(Collection entries)

-- START --

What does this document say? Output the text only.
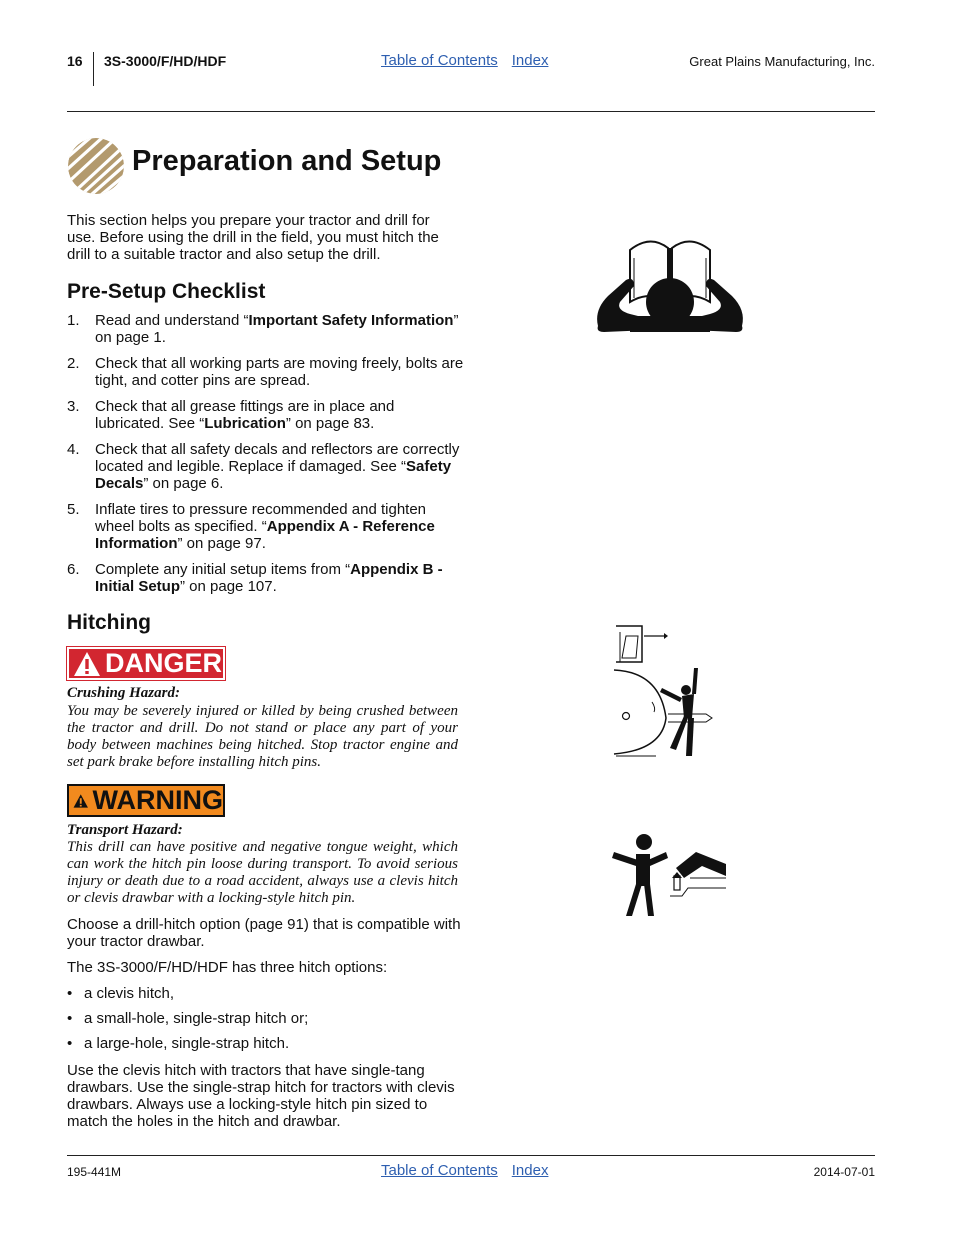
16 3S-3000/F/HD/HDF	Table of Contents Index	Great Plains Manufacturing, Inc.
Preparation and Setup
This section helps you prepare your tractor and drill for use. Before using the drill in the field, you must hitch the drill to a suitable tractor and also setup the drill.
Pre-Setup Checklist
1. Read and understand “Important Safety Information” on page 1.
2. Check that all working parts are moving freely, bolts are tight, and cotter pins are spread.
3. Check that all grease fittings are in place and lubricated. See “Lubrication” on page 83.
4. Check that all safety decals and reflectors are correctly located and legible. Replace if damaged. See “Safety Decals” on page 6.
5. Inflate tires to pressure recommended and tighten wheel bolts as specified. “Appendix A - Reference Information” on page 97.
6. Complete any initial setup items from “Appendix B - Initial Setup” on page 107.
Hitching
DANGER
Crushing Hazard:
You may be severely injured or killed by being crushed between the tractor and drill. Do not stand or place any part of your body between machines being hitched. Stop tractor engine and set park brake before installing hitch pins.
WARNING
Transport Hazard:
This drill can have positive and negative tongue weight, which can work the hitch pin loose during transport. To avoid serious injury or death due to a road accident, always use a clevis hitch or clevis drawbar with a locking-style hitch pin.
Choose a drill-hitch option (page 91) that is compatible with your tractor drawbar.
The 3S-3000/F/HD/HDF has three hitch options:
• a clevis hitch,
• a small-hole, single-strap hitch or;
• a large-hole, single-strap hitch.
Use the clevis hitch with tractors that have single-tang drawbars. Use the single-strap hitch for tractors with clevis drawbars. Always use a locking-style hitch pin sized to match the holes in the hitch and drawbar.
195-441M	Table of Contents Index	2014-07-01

-- END --
-- START --

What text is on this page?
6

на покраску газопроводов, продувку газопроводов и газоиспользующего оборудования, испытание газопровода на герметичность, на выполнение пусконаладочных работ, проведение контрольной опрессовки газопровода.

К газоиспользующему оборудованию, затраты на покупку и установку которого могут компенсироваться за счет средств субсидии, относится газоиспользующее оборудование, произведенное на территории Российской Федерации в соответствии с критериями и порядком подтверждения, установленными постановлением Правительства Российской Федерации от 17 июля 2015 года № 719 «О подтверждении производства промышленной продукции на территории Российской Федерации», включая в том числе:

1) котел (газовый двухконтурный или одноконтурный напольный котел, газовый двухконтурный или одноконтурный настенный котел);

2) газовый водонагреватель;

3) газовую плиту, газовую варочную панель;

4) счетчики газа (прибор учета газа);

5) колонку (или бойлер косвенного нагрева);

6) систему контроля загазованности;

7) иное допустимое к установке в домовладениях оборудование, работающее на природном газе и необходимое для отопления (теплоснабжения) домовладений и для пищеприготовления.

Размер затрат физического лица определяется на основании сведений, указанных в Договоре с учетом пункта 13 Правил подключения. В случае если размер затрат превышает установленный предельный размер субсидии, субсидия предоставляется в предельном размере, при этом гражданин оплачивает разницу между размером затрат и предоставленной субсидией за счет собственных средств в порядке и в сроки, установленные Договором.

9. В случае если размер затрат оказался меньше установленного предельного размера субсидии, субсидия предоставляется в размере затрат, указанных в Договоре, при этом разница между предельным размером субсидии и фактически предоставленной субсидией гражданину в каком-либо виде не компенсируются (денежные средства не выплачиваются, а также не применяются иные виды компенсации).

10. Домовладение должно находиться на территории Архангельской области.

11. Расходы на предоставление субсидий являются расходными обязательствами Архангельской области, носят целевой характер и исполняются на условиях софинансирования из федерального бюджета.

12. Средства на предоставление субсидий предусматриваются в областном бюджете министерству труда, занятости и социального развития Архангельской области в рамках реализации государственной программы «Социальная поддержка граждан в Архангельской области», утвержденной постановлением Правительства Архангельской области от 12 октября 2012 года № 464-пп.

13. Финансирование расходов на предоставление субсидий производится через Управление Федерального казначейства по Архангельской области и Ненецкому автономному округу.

-- END --
-- START --

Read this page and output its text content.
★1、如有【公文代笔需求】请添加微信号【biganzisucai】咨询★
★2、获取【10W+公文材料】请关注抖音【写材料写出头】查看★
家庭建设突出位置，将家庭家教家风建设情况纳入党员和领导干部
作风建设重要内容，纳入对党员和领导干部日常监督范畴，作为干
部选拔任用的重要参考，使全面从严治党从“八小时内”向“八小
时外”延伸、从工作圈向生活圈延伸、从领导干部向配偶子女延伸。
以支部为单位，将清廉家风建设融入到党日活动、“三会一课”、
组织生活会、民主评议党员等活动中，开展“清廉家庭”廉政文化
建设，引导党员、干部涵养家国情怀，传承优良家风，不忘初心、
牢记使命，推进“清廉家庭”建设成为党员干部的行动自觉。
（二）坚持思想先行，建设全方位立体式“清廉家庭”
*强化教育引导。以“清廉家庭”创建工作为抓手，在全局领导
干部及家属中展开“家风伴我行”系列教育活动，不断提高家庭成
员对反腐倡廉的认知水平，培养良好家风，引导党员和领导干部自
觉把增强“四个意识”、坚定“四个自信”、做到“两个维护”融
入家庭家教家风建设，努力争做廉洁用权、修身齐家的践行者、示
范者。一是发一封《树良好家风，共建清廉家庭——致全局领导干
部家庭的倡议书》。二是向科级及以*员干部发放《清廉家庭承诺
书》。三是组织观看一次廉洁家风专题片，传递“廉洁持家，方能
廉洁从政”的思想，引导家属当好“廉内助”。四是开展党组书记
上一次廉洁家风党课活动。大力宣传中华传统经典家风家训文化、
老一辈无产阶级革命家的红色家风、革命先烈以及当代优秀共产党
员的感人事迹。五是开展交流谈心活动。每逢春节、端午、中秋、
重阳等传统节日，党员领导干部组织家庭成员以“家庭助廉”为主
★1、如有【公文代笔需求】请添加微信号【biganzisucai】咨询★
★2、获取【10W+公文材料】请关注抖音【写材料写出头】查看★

-- END --

Set exercise: Copy each line of the data that contains the word "text".

Exercise result:
What does this document say? Output the text only.
What text is on this page?
Read this page and output its text content.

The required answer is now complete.